:: SUPPLIED MATERIAL ::
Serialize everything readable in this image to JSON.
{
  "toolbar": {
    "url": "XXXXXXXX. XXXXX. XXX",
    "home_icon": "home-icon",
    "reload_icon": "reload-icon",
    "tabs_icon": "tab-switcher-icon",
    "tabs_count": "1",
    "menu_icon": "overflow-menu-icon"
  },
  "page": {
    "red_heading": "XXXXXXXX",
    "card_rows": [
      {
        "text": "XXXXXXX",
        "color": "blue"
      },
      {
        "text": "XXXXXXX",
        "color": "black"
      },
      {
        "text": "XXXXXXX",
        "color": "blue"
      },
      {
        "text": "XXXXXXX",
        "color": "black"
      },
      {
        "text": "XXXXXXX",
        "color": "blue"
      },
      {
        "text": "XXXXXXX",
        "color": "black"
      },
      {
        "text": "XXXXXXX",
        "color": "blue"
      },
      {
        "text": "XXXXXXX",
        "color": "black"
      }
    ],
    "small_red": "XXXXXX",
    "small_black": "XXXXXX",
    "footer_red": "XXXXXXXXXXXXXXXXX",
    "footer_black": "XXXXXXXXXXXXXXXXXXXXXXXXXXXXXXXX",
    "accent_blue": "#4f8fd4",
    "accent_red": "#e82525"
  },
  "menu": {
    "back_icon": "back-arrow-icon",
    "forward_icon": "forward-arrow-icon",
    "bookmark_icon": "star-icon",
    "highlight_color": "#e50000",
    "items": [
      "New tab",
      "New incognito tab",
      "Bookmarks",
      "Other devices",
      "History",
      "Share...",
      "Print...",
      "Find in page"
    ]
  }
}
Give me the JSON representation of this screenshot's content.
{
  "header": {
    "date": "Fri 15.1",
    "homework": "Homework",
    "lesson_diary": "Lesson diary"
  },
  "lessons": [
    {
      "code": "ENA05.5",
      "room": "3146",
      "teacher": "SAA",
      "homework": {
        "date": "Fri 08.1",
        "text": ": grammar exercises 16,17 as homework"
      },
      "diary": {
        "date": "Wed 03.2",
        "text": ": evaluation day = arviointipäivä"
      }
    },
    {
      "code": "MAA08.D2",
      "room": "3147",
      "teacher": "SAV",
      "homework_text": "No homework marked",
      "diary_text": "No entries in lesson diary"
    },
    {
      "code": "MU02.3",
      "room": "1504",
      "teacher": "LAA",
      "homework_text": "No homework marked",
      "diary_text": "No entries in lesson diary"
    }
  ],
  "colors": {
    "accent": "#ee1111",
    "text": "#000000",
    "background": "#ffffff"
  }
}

:: WHAT IS BEING ASKED ::
Quote the listing in full, please, keeping every line exact.

:: EXERCISE ANSWER ::
Serialize everything readable in this image to JSON.
{
  "toolbar": {
    "url": "XXXXXXXX. XXXXX. XXX",
    "home_icon": "home-icon",
    "reload_icon": "reload-icon",
    "tabs_icon": "tab-switcher-icon",
    "tabs_count": "1",
    "menu_icon": "overflow-menu-icon"
  },
  "page": {
    "red_heading": "XXXXXXXX",
    "card_rows": [
      {
        "text": "XXXXXXX",
        "color": "blue"
      },
      {
        "text": "XXXXXXX",
        "color": "black"
      },
      {
        "text": "XXXXXXX",
        "color": "blue"
      },
      {
        "text": "XXXXXXX",
        "color": "black"
      },
      {
        "text": "XXXXXXX",
        "color": "blue"
      },
      {
        "text": "XXXXXXX",
        "color": "black"
      },
      {
        "text": "XXXXXXX",
        "color": "blue"
      },
      {
        "text": "XXXXXXX",
        "color": "black"
      }
    ],
    "small_red": "XXXXXX",
    "small_black": "XXXXXX",
    "footer_red": "XXXXXXXXXXXXXXXXX",
    "footer_black": "XXXXXXXXXXXXXXXXXXXXXXXXXXXXXXXX",
    "accent_blue": "#4f8fd4",
    "accent_red": "#e82525"
  },
  "menu": {
    "back_icon": "back-arrow-icon",
    "forward_icon": "forward-arrow-icon",
    "bookmark_icon": "star-icon",
    "highlight_color": "#e50000",
    "items": [
      "New tab",
      "New incognito tab",
      "Bookmarks",
      "Other devices",
      "History",
      "Share...",
      "Print...",
      "Find in page"
    ]
  }
}
Give me the JSON representation of this screenshot's content.
{
  "header": {
    "date": "Fri 15.1",
    "homework": "Homework",
    "lesson_diary": "Lesson diary"
  },
  "lessons": [
    {
      "code": "ENA05.5",
      "room": "3146",
      "teacher": "SAA",
      "homework": {
        "date": "Fri 08.1",
        "text": ": grammar exercises 16,17 as homework"
      },
      "diary": {
        "date": "Wed 03.2",
        "text": ": evaluation day = arviointipäivä"
      }
    },
    {
      "code": "MAA08.D2",
      "room": "3147",
      "teacher": "SAV",
      "homework_text": "No homework marked",
      "diary_text": "No entries in lesson diary"
    },
    {
      "code": "MU02.3",
      "room": "1504",
      "teacher": "LAA",
      "homework_text": "No homework marked",
      "diary_text": "No entries in lesson diary"
    }
  ],
  "colors": {
    "accent": "#ee1111",
    "text": "#000000",
    "background": "#ffffff"
  }
}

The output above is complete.